Read the lines below and count those that have the word "title". Respond with the number only.

→ **Records excerpted from a collection**:

════

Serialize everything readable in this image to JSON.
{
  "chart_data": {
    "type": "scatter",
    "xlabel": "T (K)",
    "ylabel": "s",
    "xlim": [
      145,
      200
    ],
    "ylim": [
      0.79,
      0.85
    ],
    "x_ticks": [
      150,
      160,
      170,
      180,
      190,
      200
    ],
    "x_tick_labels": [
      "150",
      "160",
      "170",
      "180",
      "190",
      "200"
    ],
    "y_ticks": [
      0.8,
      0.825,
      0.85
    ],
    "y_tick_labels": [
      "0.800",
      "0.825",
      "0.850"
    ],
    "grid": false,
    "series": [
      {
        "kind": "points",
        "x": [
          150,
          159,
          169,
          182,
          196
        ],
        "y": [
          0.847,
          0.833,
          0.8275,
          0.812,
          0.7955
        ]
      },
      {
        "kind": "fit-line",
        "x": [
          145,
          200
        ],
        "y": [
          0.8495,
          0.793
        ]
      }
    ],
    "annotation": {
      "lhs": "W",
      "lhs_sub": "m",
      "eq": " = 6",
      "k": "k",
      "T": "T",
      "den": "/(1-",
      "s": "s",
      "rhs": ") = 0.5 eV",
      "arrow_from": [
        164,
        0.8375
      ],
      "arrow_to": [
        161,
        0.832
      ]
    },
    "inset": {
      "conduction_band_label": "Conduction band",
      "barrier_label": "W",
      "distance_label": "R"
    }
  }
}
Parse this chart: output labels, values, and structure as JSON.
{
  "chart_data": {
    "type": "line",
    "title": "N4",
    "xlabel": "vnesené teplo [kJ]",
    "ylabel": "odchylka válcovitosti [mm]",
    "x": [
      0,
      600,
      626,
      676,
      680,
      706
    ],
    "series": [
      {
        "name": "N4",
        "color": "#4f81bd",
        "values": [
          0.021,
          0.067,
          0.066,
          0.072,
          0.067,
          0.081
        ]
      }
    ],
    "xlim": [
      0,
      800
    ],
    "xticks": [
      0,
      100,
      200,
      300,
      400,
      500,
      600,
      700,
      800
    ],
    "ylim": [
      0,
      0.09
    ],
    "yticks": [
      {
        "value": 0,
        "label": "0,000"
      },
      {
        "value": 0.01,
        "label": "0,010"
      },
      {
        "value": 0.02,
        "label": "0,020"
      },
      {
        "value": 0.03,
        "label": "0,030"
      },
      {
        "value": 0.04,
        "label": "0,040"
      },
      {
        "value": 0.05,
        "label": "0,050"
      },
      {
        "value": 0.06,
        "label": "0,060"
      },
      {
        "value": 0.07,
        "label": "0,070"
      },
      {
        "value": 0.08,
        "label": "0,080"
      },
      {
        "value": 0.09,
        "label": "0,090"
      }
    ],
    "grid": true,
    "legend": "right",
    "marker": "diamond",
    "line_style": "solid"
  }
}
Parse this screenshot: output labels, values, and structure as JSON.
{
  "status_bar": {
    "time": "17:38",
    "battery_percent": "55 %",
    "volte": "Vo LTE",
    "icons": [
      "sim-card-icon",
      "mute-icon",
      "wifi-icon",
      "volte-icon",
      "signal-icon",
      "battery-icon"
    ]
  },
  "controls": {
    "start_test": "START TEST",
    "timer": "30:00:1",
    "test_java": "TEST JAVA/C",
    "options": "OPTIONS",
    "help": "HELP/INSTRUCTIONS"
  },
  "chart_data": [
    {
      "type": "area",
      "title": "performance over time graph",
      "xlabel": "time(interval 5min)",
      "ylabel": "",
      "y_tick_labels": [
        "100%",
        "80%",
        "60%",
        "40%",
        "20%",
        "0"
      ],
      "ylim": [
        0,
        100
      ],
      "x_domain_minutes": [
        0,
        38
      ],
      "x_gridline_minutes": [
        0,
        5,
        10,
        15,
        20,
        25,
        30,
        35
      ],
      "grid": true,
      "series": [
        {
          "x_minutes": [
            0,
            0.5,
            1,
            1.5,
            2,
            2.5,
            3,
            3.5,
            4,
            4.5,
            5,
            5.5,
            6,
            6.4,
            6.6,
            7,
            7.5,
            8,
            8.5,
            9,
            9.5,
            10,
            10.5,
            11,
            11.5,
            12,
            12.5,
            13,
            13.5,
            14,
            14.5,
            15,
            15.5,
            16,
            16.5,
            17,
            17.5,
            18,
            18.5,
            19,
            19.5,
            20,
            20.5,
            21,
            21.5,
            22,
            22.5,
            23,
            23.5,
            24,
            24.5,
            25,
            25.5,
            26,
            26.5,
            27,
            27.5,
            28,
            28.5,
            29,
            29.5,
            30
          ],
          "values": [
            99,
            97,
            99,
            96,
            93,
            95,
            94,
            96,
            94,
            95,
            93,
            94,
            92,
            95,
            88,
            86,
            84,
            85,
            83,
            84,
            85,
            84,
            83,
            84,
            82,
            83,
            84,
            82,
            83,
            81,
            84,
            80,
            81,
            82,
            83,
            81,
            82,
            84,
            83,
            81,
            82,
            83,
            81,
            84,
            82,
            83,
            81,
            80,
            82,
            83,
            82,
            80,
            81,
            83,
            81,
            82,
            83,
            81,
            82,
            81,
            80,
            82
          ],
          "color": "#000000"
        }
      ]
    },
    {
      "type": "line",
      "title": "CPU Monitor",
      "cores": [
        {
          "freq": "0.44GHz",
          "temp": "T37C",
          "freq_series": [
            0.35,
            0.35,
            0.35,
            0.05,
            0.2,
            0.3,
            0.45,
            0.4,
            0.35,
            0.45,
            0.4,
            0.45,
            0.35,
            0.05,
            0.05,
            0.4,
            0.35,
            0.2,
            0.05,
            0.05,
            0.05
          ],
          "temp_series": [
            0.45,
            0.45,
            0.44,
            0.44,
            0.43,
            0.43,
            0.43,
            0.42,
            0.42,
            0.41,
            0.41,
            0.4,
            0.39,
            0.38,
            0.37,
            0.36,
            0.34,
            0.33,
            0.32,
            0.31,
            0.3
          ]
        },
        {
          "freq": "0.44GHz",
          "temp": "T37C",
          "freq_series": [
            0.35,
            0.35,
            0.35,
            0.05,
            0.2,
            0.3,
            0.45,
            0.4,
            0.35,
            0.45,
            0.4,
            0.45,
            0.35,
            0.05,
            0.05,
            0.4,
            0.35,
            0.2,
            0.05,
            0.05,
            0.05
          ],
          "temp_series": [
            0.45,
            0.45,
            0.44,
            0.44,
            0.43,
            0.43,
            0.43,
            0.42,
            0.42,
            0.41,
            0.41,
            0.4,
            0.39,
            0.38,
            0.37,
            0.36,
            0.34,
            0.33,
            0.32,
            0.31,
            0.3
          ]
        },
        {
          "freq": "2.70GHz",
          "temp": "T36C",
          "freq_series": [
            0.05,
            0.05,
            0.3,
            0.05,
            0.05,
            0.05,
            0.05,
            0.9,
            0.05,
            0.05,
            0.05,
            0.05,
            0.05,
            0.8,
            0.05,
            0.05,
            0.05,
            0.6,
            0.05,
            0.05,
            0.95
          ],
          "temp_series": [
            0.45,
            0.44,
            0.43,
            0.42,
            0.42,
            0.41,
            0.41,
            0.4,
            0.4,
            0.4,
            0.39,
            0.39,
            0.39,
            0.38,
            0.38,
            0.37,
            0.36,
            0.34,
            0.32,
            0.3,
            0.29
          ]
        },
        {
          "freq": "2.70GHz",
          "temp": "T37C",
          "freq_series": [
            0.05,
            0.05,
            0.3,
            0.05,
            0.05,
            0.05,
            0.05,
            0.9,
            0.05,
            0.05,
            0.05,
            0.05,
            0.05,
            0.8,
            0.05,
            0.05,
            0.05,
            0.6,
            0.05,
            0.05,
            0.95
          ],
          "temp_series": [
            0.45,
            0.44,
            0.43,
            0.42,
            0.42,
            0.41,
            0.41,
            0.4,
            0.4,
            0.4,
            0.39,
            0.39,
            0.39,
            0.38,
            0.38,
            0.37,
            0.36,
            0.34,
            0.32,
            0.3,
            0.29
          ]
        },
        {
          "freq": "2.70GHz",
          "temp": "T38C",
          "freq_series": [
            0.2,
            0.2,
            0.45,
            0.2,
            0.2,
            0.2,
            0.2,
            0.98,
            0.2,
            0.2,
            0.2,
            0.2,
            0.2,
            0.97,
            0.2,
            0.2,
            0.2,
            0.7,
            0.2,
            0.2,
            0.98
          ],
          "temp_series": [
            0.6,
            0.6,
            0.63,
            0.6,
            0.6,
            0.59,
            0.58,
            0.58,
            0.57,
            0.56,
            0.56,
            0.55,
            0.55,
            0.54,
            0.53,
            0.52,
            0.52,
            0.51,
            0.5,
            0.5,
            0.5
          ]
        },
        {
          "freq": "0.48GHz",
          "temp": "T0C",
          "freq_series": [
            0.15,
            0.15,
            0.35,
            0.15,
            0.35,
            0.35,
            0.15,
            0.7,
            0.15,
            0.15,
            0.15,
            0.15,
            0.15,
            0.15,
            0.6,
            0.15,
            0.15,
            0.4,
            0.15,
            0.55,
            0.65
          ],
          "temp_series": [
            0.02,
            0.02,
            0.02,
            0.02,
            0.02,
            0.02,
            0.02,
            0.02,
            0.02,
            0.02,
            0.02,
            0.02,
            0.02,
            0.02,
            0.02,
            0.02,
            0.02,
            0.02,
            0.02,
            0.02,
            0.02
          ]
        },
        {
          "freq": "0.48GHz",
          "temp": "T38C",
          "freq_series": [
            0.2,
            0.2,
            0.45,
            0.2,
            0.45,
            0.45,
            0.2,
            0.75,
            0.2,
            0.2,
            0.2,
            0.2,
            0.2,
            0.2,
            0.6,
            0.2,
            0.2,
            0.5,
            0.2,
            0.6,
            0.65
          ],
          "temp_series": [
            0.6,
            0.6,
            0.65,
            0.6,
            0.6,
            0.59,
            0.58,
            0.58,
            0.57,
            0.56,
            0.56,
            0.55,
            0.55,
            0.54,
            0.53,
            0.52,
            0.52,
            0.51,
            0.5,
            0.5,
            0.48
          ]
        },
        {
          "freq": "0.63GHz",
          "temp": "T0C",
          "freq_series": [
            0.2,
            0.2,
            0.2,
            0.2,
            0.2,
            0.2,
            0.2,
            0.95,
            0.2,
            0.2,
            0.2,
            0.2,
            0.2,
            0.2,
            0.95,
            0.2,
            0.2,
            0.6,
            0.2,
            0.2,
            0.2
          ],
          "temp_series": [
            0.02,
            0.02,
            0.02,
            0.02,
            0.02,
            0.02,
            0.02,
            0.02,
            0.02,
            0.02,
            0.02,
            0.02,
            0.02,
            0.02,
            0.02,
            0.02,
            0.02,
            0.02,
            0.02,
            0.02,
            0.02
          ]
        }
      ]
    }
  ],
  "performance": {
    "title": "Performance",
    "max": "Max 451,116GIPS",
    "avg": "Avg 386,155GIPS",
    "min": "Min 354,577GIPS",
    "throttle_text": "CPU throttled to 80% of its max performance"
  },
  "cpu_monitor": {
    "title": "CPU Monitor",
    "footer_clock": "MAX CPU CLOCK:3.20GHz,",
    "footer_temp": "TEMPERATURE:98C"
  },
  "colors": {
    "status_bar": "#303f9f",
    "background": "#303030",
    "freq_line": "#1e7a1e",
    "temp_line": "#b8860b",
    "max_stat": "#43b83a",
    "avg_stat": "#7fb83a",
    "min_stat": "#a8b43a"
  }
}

════

→ **Output**: 5